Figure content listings
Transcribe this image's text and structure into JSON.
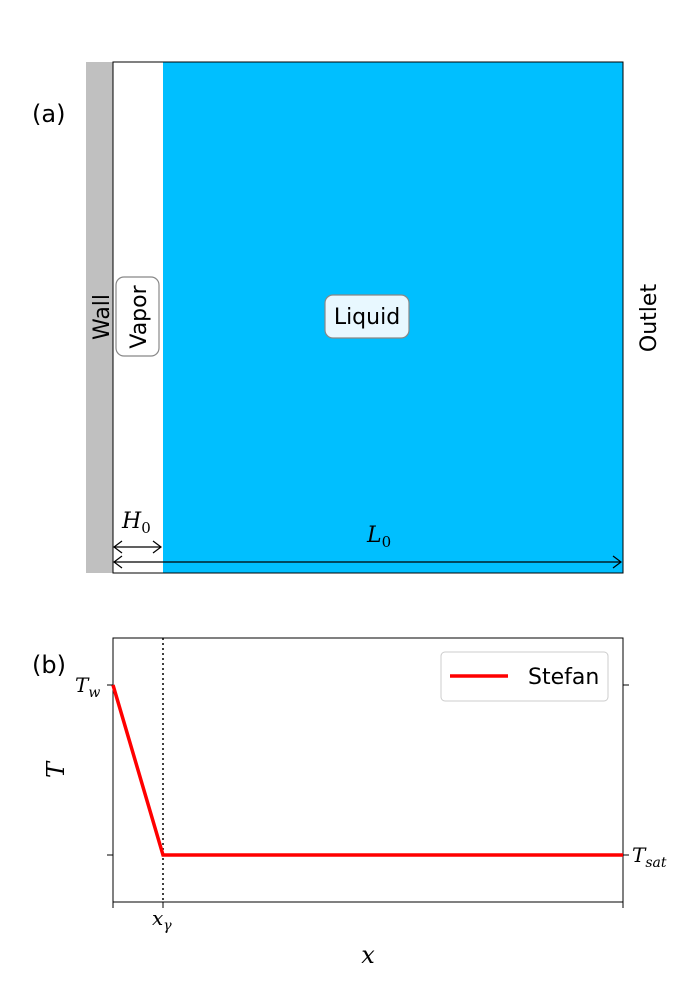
{
  "panel_a": {
    "label": "(a)",
    "wall_label": "Wall",
    "vapor_label": "Vapor",
    "liquid_label": "Liquid",
    "outlet_label": "Outlet",
    "h0_label": "H",
    "h0_sub": "0",
    "l0_label": "L",
    "l0_sub": "0",
    "colors": {
      "wall": "#c0c0c0",
      "vapor": "#ffffff",
      "liquid": "#00bfff",
      "liquid_box": "#e8f8ff"
    }
  },
  "panel_b": {
    "label": "(b)",
    "ylabel": "T",
    "xlabel": "x",
    "tw_label": "T",
    "tw_sub": "w",
    "tsat_label": "T",
    "tsat_sub": "sat",
    "xgamma_label": "x",
    "xgamma_sub": "γ",
    "legend_label": "Stefan",
    "colors": {
      "stefan": "#ff0000"
    }
  }
}
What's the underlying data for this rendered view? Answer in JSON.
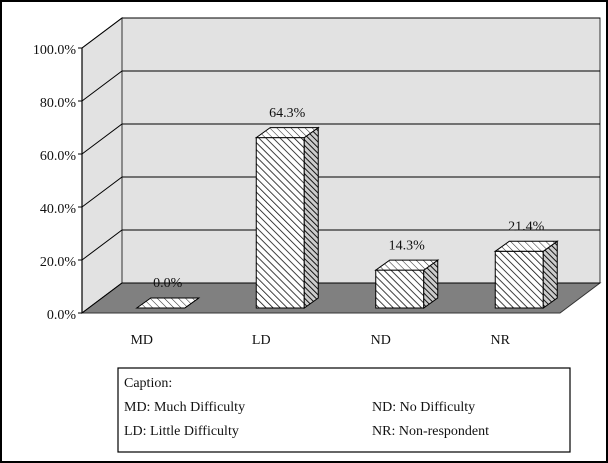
{
  "chart_data": {
    "type": "bar3d",
    "categories": [
      "MD",
      "LD",
      "ND",
      "NR"
    ],
    "values": [
      0,
      64.3,
      14.3,
      21.4
    ],
    "value_labels": [
      "0.0%",
      "64.3%",
      "14.3%",
      "21.4%"
    ],
    "ylim": [
      0,
      100
    ],
    "yticks": [
      {
        "value": 0,
        "label": "0.0%"
      },
      {
        "value": 20,
        "label": "20.0%"
      },
      {
        "value": 40,
        "label": "40.0%"
      },
      {
        "value": 60,
        "label": "60.0%"
      },
      {
        "value": 80,
        "label": "80.0%"
      },
      {
        "value": 100,
        "label": "100.0%"
      }
    ],
    "grid": true,
    "caption": {
      "title": "Caption:",
      "items": [
        "MD: Much Difficulty",
        "ND: No Difficulty",
        "LD: Little Difficulty",
        "NR: Non-respondent"
      ]
    }
  }
}
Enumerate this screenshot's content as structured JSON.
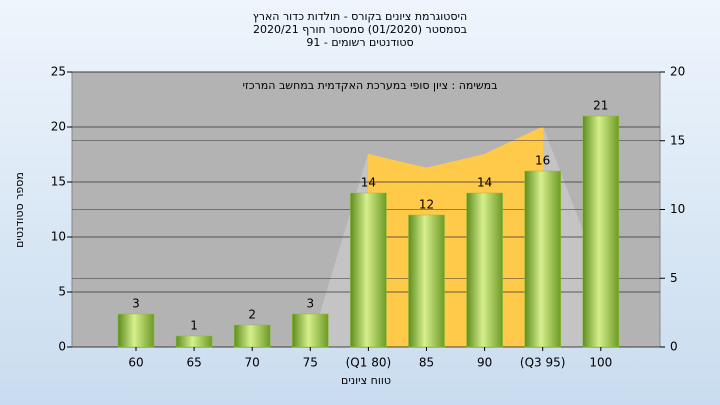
{
  "chart_data": {
    "type": "bar",
    "title": [
      "היסטוגרמת ציונים בקורס - תולדות כדור הארץ",
      "בסמסטר  (01/2020)  סמסטר חורף  2020/21",
      "סטודנטים רשומים - 91"
    ],
    "annotation": "במשימה : ציון סופי במערכת האקדמית במחשב המרכזי",
    "x_label": "טווח ציונים",
    "y_label": "מספר סטודנטים",
    "categories": [
      "60",
      "65",
      "70",
      "75",
      "(Q1 80)",
      "85",
      "90",
      "(Q3 95)",
      "100"
    ],
    "series": [
      {
        "type": "bar",
        "color": "#8cbf3a",
        "values": [
          3,
          1,
          2,
          3,
          14,
          12,
          14,
          16,
          21
        ]
      },
      {
        "type": "area",
        "color": "#c4c4c4",
        "axis": "y2",
        "values": [
          null,
          null,
          null,
          0,
          14,
          13,
          14,
          16,
          5
        ]
      },
      {
        "type": "area",
        "color": "#ffc94a",
        "axis": "y2",
        "values": [
          null,
          null,
          null,
          null,
          14,
          13,
          14,
          16,
          null
        ]
      }
    ],
    "ylim": [
      0,
      25
    ],
    "yticks": [
      0,
      5,
      10,
      15,
      20,
      25
    ],
    "y2lim": [
      0,
      20
    ],
    "y2ticks": [
      0,
      5,
      10,
      15,
      20
    ],
    "grid": true
  }
}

■ WHAT YOU ARE ASKED TO DO ■
Give back each entry exactly as it appears, with no pictures.

■ RESPONSE ■
Transcribe this image's text and structure into JSON.
{
  "panel_a": {
    "label": "(a)",
    "wall_label": "Wall",
    "vapor_label": "Vapor",
    "liquid_label": "Liquid",
    "outlet_label": "Outlet",
    "h0_label": "H",
    "h0_sub": "0",
    "l0_label": "L",
    "l0_sub": "0",
    "colors": {
      "wall": "#c0c0c0",
      "vapor": "#ffffff",
      "liquid": "#00bfff",
      "liquid_box": "#e8f8ff"
    }
  },
  "panel_b": {
    "label": "(b)",
    "ylabel": "T",
    "xlabel": "x",
    "tw_label": "T",
    "tw_sub": "w",
    "tsat_label": "T",
    "tsat_sub": "sat",
    "xgamma_label": "x",
    "xgamma_sub": "γ",
    "legend_label": "Stefan",
    "colors": {
      "stefan": "#ff0000"
    }
  }
}
What's the underlying data for this rendered view? Answer in JSON.
{
  "chart_data": {
    "type": "bar3d",
    "categories": [
      "MD",
      "LD",
      "ND",
      "NR"
    ],
    "values": [
      0,
      64.3,
      14.3,
      21.4
    ],
    "value_labels": [
      "0.0%",
      "64.3%",
      "14.3%",
      "21.4%"
    ],
    "ylim": [
      0,
      100
    ],
    "yticks": [
      {
        "value": 0,
        "label": "0.0%"
      },
      {
        "value": 20,
        "label": "20.0%"
      },
      {
        "value": 40,
        "label": "40.0%"
      },
      {
        "value": 60,
        "label": "60.0%"
      },
      {
        "value": 80,
        "label": "80.0%"
      },
      {
        "value": 100,
        "label": "100.0%"
      }
    ],
    "grid": true,
    "caption": {
      "title": "Caption:",
      "items": [
        "MD: Much Difficulty",
        "ND: No Difficulty",
        "LD: Little Difficulty",
        "NR: Non-respondent"
      ]
    }
  }
}
Enumerate this screenshot's content as structured JSON.
{
  "chart_data": {
    "type": "bar",
    "title": [
      "היסטוגרמת ציונים בקורס - תולדות כדור הארץ",
      "בסמסטר  (01/2020)  סמסטר חורף  2020/21",
      "סטודנטים רשומים - 91"
    ],
    "annotation": "במשימה : ציון סופי במערכת האקדמית במחשב המרכזי",
    "x_label": "טווח ציונים",
    "y_label": "מספר סטודנטים",
    "categories": [
      "60",
      "65",
      "70",
      "75",
      "(Q1 80)",
      "85",
      "90",
      "(Q3 95)",
      "100"
    ],
    "series": [
      {
        "type": "bar",
        "color": "#8cbf3a",
        "values": [
          3,
          1,
          2,
          3,
          14,
          12,
          14,
          16,
          21
        ]
      },
      {
        "type": "area",
        "color": "#c4c4c4",
        "axis": "y2",
        "values": [
          null,
          null,
          null,
          0,
          14,
          13,
          14,
          16,
          5
        ]
      },
      {
        "type": "area",
        "color": "#ffc94a",
        "axis": "y2",
        "values": [
          null,
          null,
          null,
          null,
          14,
          13,
          14,
          16,
          null
        ]
      }
    ],
    "ylim": [
      0,
      25
    ],
    "yticks": [
      0,
      5,
      10,
      15,
      20,
      25
    ],
    "y2lim": [
      0,
      20
    ],
    "y2ticks": [
      0,
      5,
      10,
      15,
      20
    ],
    "grid": true
  }
}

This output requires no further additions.